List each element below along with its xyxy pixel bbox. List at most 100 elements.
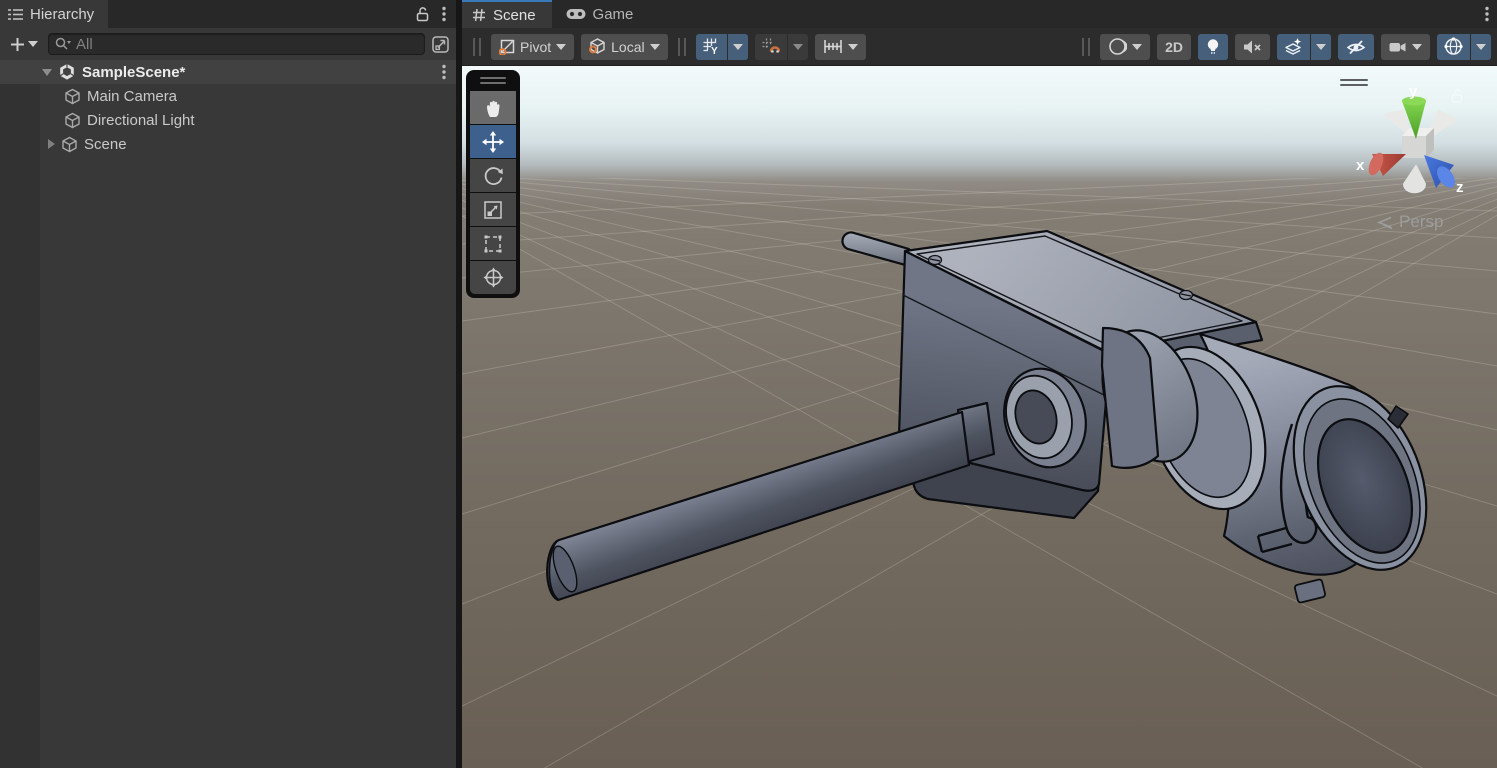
grid-magnet-icon: [762, 38, 780, 55]
chevron-down-icon: [650, 44, 660, 50]
lighting-toggle-button[interactable]: [1198, 34, 1228, 60]
chevron-down-icon: [28, 41, 38, 47]
game-tab-label: Game: [593, 6, 634, 23]
2d-label: 2D: [1165, 39, 1183, 55]
audio-toggle-button[interactable]: [1235, 34, 1270, 60]
scene-grid-icon: [472, 8, 486, 22]
kebab-menu-icon[interactable]: [1485, 6, 1489, 22]
snap-dropdown[interactable]: [788, 34, 808, 60]
chevron-down-icon: [1412, 44, 1422, 50]
tree-item-label: Directional Light: [87, 112, 195, 129]
scene-header-row[interactable]: SampleScene*: [0, 60, 456, 84]
hierarchy-panel: Hierarchy: [0, 0, 456, 768]
move-tool-button[interactable]: [470, 125, 516, 158]
scene-viewport[interactable]: y x z Persp: [462, 66, 1497, 768]
kebab-menu-icon[interactable]: [442, 6, 446, 22]
scale-icon: [483, 200, 503, 220]
grid-y-icon: Y: [703, 38, 720, 55]
effects-dropdown[interactable]: [1311, 34, 1331, 60]
hierarchy-tree: Main Camera Directional Light Scene: [0, 84, 456, 768]
tab-bar-spacer: [108, 0, 415, 28]
local-axes-icon: [589, 38, 606, 55]
gizmo-z-axis[interactable]: [1424, 155, 1459, 191]
scale-tool-button[interactable]: [470, 193, 516, 226]
rotate-icon: [483, 165, 504, 186]
gameobject-cube-icon: [64, 112, 81, 129]
toolbar-drag-handle[interactable]: [678, 38, 686, 56]
ruler-ticks-icon: [823, 39, 843, 54]
snap-group: [755, 34, 808, 60]
chevron-down-icon: [848, 44, 858, 50]
gizmo-x-axis[interactable]: [1366, 151, 1406, 178]
snap-toggle[interactable]: [755, 34, 787, 60]
gamepad-icon: [566, 8, 586, 20]
gizmos-toggle-button[interactable]: [1437, 34, 1470, 60]
move-icon: [482, 131, 504, 153]
tools-overlay: [466, 70, 520, 298]
grid-visibility-toggle[interactable]: Y: [696, 34, 727, 60]
effects-group: [1277, 34, 1331, 60]
tab-game[interactable]: Game: [552, 0, 650, 28]
grid-visibility-group: Y: [696, 34, 748, 60]
gizmos-group: [1437, 34, 1491, 60]
tab-hierarchy[interactable]: Hierarchy: [0, 0, 108, 28]
tree-item-main-camera[interactable]: Main Camera: [0, 84, 456, 108]
search-input[interactable]: [76, 36, 418, 53]
gizmos-dropdown[interactable]: [1471, 34, 1491, 60]
tab-bar-spacer: [649, 0, 1485, 28]
axis-z-label: z: [1456, 179, 1464, 196]
tree-item-scene[interactable]: Scene: [0, 132, 456, 156]
projection-label: Persp: [1399, 212, 1443, 232]
gizmo-sphere-icon: [1444, 37, 1463, 56]
scene-visibility-toggle[interactable]: [1338, 34, 1374, 60]
rect-icon: [483, 234, 503, 254]
draw-mode-button[interactable]: [1100, 34, 1150, 60]
pivot-label: Pivot: [520, 39, 551, 55]
foldout-collapsed-icon[interactable]: [48, 139, 55, 149]
eye-slash-icon: [1346, 39, 1366, 55]
hand-tool-button[interactable]: [470, 91, 516, 124]
chevron-down-icon: [1316, 44, 1326, 50]
gameobject-cube-icon: [61, 136, 78, 153]
camera-settings-button[interactable]: [1381, 34, 1430, 60]
local-label: Local: [611, 39, 644, 55]
scene-toolbar: Pivot Local: [462, 28, 1497, 66]
toolbar-drag-handle[interactable]: [1082, 38, 1090, 56]
search-icon: [55, 37, 72, 51]
persp-chevron-icon: [1374, 215, 1394, 230]
rect-tool-button[interactable]: [470, 227, 516, 260]
toolbar-drag-handle[interactable]: [473, 38, 481, 56]
overlay-drag-handle[interactable]: [480, 77, 506, 84]
open-search-window-icon[interactable]: [431, 35, 450, 54]
unlock-icon[interactable]: [415, 6, 430, 22]
camera-icon: [1389, 40, 1407, 54]
tab-scene[interactable]: Scene: [462, 0, 552, 28]
shaded-sphere-icon: [1108, 37, 1127, 56]
rotate-tool-button[interactable]: [470, 159, 516, 192]
create-object-button[interactable]: [6, 35, 42, 54]
snap-increment-button[interactable]: [815, 34, 866, 60]
chevron-down-icon: [1476, 44, 1486, 50]
projection-toggle[interactable]: Persp: [1374, 212, 1443, 232]
local-toggle-button[interactable]: Local: [581, 34, 667, 60]
tree-item-directional-light[interactable]: Directional Light: [0, 108, 456, 132]
audio-muted-icon: [1243, 39, 1262, 55]
scene-tab-bar: Scene Game: [462, 0, 1497, 28]
chevron-down-icon: [733, 44, 743, 50]
scene-asset-name: SampleScene*: [82, 64, 185, 81]
tree-item-label: Main Camera: [87, 88, 177, 105]
foldout-expanded-icon[interactable]: [42, 69, 52, 76]
chevron-down-icon: [793, 44, 803, 50]
2d-toggle-button[interactable]: 2D: [1157, 34, 1191, 60]
tree-item-label: Scene: [84, 136, 127, 153]
svg-text:Y: Y: [711, 46, 718, 55]
grid-visibility-dropdown[interactable]: [728, 34, 748, 60]
search-field[interactable]: [48, 33, 425, 55]
scene-options-kebab-icon[interactable]: [442, 64, 446, 80]
transform-tool-button[interactable]: [470, 261, 516, 294]
pivot-toggle-button[interactable]: Pivot: [491, 34, 574, 60]
hierarchy-tab-bar: Hierarchy: [0, 0, 456, 28]
chevron-down-icon: [556, 44, 566, 50]
effects-toggle-button[interactable]: [1277, 34, 1310, 60]
hand-icon: [483, 98, 503, 118]
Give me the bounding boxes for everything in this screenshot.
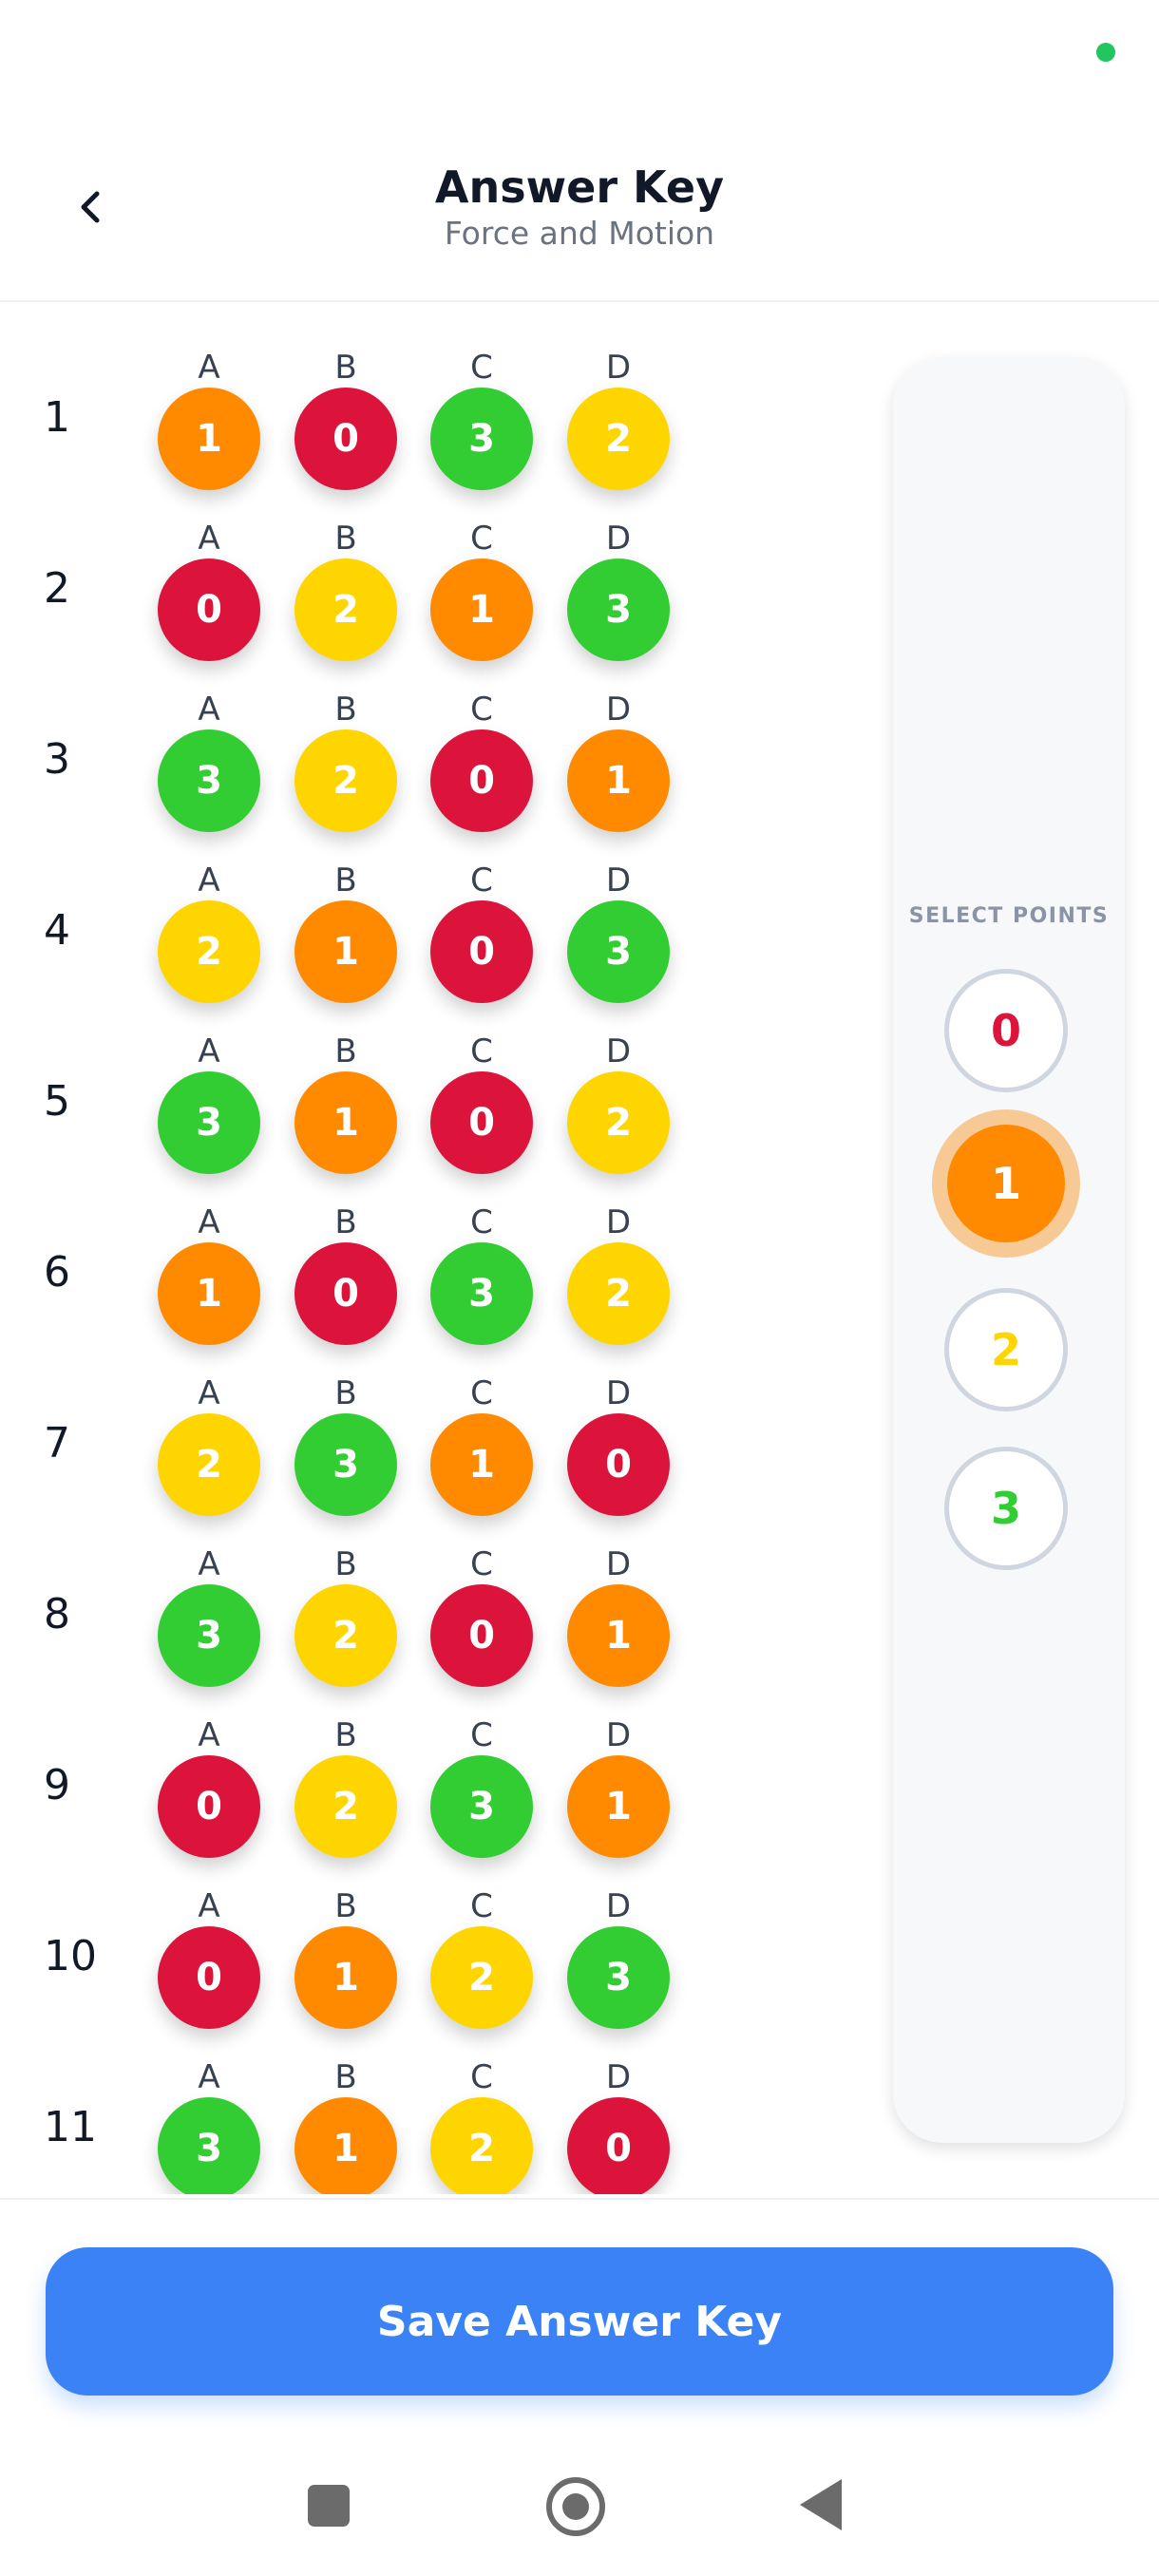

■ Do this:
Pull every line of the records above into your answer word for word, leaving out the pictures.

■ Answer in full:
List each element below along with its xyxy pixel bbox. List at most 100 elements.
grid-magnet-icon: [762, 38, 780, 55]
chevron-down-icon: [650, 44, 660, 50]
lighting-toggle-button[interactable]: [1198, 34, 1228, 60]
chevron-down-icon: [28, 41, 38, 47]
game-tab-label: Game: [593, 6, 634, 23]
2d-label: 2D: [1165, 39, 1183, 55]
audio-toggle-button[interactable]: [1235, 34, 1270, 60]
scene-grid-icon: [472, 8, 486, 22]
kebab-menu-icon[interactable]: [1485, 6, 1489, 22]
snap-dropdown[interactable]: [788, 34, 808, 60]
chevron-down-icon: [1412, 44, 1422, 50]
tree-item-label: Directional Light: [87, 112, 195, 129]
scene-header-row[interactable]: SampleScene*: [0, 60, 456, 84]
hierarchy-panel: Hierarchy: [0, 0, 456, 768]
move-tool-button[interactable]: [470, 125, 516, 158]
scene-viewport[interactable]: y x z Persp: [462, 66, 1497, 768]
kebab-menu-icon[interactable]: [442, 6, 446, 22]
scale-icon: [483, 200, 503, 220]
grid-y-icon: Y: [703, 38, 720, 55]
effects-dropdown[interactable]: [1311, 34, 1331, 60]
hierarchy-tree: Main Camera Directional Light Scene: [0, 84, 456, 768]
tab-bar-spacer: [108, 0, 415, 28]
local-axes-icon: [589, 38, 606, 55]
gizmo-z-axis[interactable]: [1424, 155, 1459, 191]
scale-tool-button[interactable]: [470, 193, 516, 226]
rotate-icon: [483, 165, 504, 186]
gameobject-cube-icon: [64, 112, 81, 129]
toolbar-drag-handle[interactable]: [678, 38, 686, 56]
ruler-ticks-icon: [823, 39, 843, 54]
snap-group: [755, 34, 808, 60]
chevron-down-icon: [848, 44, 858, 50]
gizmo-x-axis[interactable]: [1366, 151, 1406, 178]
snap-toggle[interactable]: [755, 34, 787, 60]
gamepad-icon: [566, 8, 586, 20]
gizmos-toggle-button[interactable]: [1437, 34, 1470, 60]
move-icon: [482, 131, 504, 153]
tools-overlay: [466, 70, 520, 298]
grid-visibility-toggle[interactable]: Y: [696, 34, 727, 60]
effects-group: [1277, 34, 1331, 60]
tab-game[interactable]: Game: [552, 0, 650, 28]
grid-visibility-group: Y: [696, 34, 748, 60]
gizmos-group: [1437, 34, 1491, 60]
tab-hierarchy[interactable]: Hierarchy: [0, 0, 108, 28]
tree-item-main-camera[interactable]: Main Camera: [0, 84, 456, 108]
search-input[interactable]: [76, 36, 418, 53]
gizmos-dropdown[interactable]: [1471, 34, 1491, 60]
tab-bar-spacer: [649, 0, 1485, 28]
axis-z-label: z: [1456, 179, 1464, 196]
tree-item-scene[interactable]: Scene: [0, 132, 456, 156]
projection-label: Persp: [1399, 212, 1443, 232]
gizmo-sphere-icon: [1444, 37, 1463, 56]
scene-visibility-toggle[interactable]: [1338, 34, 1374, 60]
rect-icon: [483, 234, 503, 254]
draw-mode-button[interactable]: [1100, 34, 1150, 60]
pivot-label: Pivot: [520, 39, 551, 55]
foldout-collapsed-icon[interactable]: [48, 139, 55, 149]
eye-slash-icon: [1346, 39, 1366, 55]
hand-tool-button[interactable]: [470, 91, 516, 124]
chevron-down-icon: [1316, 44, 1326, 50]
gameobject-cube-icon: [61, 136, 78, 153]
camera-settings-button[interactable]: [1381, 34, 1430, 60]
local-label: Local: [611, 39, 644, 55]
scene-toolbar: Pivot Local: [462, 28, 1497, 66]
toolbar-drag-handle[interactable]: [1082, 38, 1090, 56]
search-icon: [55, 37, 72, 51]
persp-chevron-icon: [1374, 215, 1394, 230]
rect-tool-button[interactable]: [470, 227, 516, 260]
toolbar-drag-handle[interactable]: [473, 38, 481, 56]
overlay-drag-handle[interactable]: [480, 77, 506, 84]
open-search-window-icon[interactable]: [431, 35, 450, 54]
unlock-icon[interactable]: [415, 6, 430, 22]
camera-icon: [1389, 40, 1407, 54]
tab-scene[interactable]: Scene: [462, 0, 552, 28]
shaded-sphere-icon: [1108, 37, 1127, 56]
rotate-tool-button[interactable]: [470, 159, 516, 192]
create-object-button[interactable]: [6, 35, 42, 54]
snap-increment-button[interactable]: [815, 34, 866, 60]
chevron-down-icon: [1476, 44, 1486, 50]
projection-toggle[interactable]: Persp: [1374, 212, 1443, 232]
local-toggle-button[interactable]: Local: [581, 34, 667, 60]
tree-item-directional-light[interactable]: Directional Light: [0, 108, 456, 132]
audio-muted-icon: [1243, 39, 1262, 55]
scene-tab-bar: Scene Game: [462, 0, 1497, 28]
chevron-down-icon: [733, 44, 743, 50]
scene-asset-name: SampleScene*: [82, 64, 185, 81]
tree-item-label: Main Camera: [87, 88, 177, 105]
foldout-expanded-icon[interactable]: [42, 69, 52, 76]
chevron-down-icon: [793, 44, 803, 50]
2d-toggle-button[interactable]: 2D: [1157, 34, 1191, 60]
tree-item-label: Scene: [84, 136, 127, 153]
svg-text:Y: Y: [711, 46, 718, 55]
grid-visibility-dropdown[interactable]: [728, 34, 748, 60]
search-field[interactable]: [48, 33, 425, 55]
scene-options-kebab-icon[interactable]: [442, 64, 446, 80]
transform-tool-button[interactable]: [470, 261, 516, 294]
pivot-toggle-button[interactable]: Pivot: [491, 34, 574, 60]
hierarchy-tab-bar: Hierarchy: [0, 0, 456, 28]
chevron-down-icon: [556, 44, 566, 50]
effects-toggle-button[interactable]: [1277, 34, 1310, 60]
hand-icon: [483, 98, 503, 118]
Give me the bounding boxes for everything in this screenshot.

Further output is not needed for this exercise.